Stored records -
════════════════
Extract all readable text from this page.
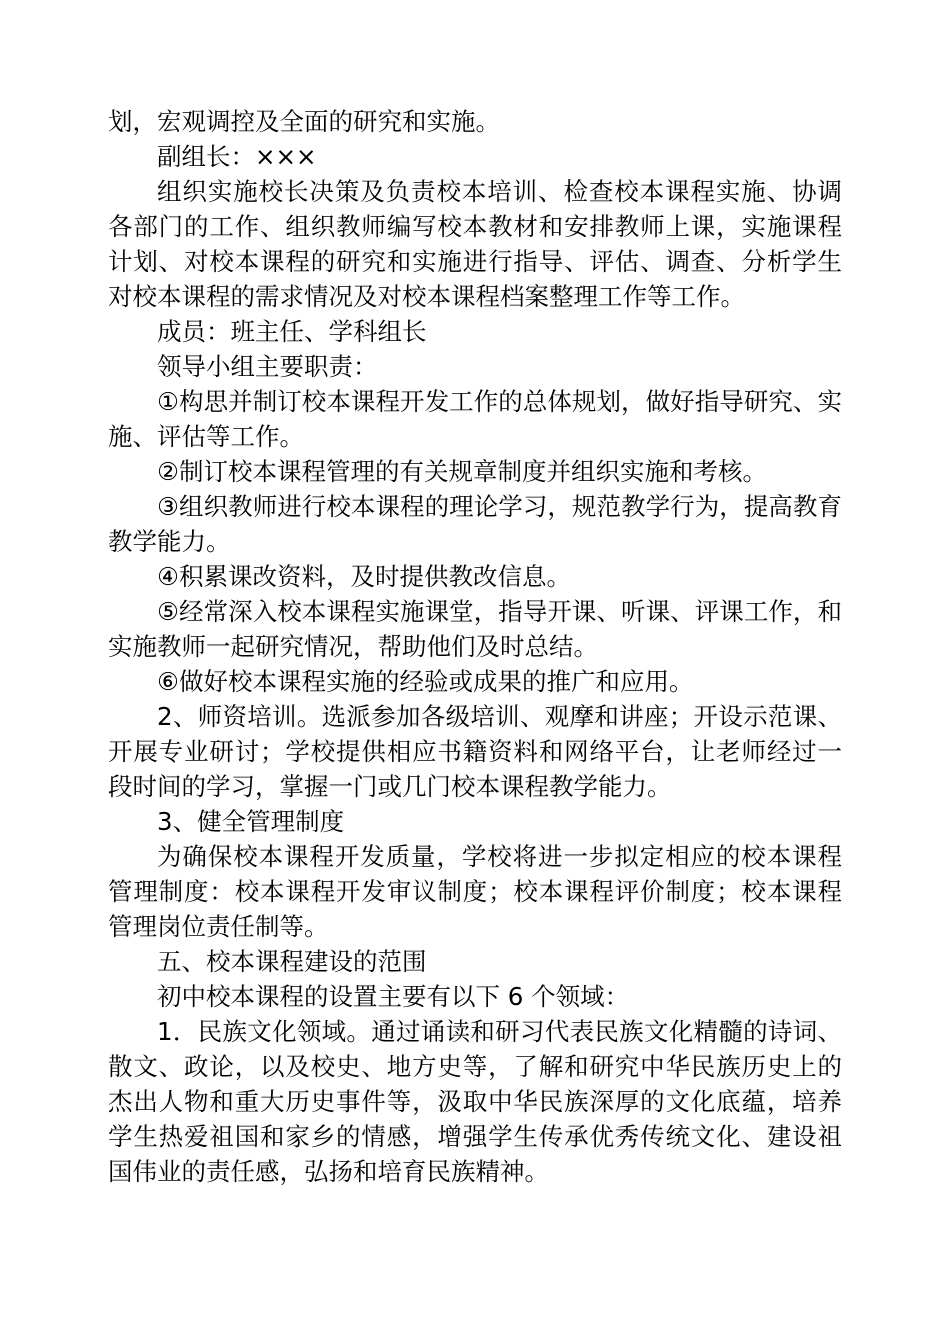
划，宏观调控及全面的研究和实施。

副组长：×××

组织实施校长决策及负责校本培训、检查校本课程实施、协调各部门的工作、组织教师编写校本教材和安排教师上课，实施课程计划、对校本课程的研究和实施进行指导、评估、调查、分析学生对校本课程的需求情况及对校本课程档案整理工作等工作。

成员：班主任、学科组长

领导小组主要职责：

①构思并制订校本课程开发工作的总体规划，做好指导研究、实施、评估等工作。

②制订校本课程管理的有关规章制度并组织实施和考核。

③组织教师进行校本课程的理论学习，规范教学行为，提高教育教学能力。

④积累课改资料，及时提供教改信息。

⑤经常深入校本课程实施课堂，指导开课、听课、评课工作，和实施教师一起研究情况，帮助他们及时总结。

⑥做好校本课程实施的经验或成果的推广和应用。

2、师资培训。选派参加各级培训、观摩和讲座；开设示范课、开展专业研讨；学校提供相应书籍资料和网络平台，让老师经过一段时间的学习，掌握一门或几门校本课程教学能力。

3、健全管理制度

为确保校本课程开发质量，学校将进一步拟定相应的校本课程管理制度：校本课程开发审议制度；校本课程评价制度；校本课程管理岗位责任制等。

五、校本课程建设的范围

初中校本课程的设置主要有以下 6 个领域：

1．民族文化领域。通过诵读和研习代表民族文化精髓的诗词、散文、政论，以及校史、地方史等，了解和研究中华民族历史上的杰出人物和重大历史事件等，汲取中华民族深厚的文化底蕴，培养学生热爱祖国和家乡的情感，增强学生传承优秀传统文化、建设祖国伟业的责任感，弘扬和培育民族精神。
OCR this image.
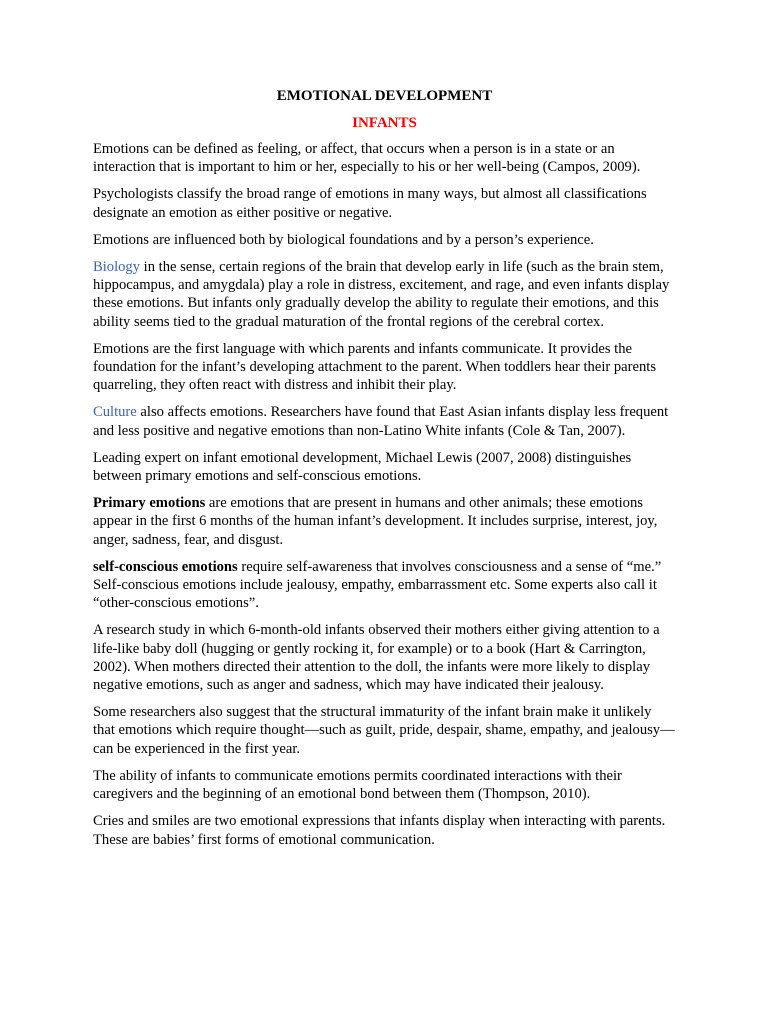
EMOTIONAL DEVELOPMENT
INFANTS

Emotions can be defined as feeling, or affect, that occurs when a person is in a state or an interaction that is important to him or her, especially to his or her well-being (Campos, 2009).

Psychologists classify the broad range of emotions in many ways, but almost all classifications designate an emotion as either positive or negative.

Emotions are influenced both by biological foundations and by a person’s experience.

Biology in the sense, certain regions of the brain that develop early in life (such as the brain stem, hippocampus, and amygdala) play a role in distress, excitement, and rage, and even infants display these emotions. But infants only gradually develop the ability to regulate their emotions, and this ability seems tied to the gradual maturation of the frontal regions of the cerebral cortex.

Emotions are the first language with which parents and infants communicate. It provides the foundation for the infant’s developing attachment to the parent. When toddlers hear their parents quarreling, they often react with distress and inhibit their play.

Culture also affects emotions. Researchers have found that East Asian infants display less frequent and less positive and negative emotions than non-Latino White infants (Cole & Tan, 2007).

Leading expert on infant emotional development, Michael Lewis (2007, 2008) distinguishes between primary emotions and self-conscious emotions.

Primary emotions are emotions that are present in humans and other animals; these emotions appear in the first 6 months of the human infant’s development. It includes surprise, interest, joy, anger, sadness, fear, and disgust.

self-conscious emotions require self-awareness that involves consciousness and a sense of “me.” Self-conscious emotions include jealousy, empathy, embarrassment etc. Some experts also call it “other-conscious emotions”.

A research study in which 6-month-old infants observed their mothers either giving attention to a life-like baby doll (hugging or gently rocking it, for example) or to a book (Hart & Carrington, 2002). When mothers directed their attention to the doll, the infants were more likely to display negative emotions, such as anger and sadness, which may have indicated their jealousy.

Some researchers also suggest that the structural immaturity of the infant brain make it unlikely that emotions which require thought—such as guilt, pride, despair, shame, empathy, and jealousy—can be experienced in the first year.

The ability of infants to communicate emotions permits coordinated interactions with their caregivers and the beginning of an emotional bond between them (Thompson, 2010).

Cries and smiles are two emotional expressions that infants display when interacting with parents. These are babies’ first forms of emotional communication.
════════════════
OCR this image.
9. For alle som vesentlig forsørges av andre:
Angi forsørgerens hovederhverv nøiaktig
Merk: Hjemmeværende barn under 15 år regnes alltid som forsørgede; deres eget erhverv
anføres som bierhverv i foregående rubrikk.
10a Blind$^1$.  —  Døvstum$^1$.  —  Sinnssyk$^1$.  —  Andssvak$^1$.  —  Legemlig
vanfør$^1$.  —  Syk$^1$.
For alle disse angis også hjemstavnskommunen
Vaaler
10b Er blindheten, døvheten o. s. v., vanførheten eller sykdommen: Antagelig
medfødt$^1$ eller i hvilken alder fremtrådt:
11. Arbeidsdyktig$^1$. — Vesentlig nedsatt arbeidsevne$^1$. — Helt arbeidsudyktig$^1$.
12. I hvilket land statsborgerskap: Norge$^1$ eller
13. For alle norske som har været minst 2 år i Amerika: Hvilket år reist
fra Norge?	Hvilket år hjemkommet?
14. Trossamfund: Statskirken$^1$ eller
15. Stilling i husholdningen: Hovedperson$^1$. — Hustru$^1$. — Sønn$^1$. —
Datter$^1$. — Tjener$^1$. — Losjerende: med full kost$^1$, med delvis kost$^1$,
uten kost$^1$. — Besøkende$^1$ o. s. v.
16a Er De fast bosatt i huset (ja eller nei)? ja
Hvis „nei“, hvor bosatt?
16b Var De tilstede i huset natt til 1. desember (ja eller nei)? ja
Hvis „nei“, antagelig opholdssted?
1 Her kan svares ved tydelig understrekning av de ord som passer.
════════════════
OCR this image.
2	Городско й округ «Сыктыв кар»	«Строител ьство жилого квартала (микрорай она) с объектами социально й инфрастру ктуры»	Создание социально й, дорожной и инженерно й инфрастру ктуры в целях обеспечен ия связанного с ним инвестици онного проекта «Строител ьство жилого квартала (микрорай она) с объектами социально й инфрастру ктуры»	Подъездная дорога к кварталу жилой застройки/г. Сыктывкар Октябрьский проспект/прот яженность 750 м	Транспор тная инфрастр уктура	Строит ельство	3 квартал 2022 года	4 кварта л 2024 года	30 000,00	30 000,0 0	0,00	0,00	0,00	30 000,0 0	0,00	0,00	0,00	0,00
════════════════
Exercise details -
In the listing, find each line with the string "sadness" and copy it.

Completed task -
Primary emotions are emotions that are present in humans and other animals; these emotions appear in the first 6 months of the human infant’s development. It includes surprise, interest, joy, anger, sadness, fear, and disgust.
A research study in which 6-month-old infants observed their mothers either giving attention to a life-like baby doll (hugging or gently rocking it, for example) or to a book (Hart & Carrington, 2002). When mothers directed their attention to the doll, the infants were more likely to display negative emotions, such as anger and sadness, which may have indicated their jealousy.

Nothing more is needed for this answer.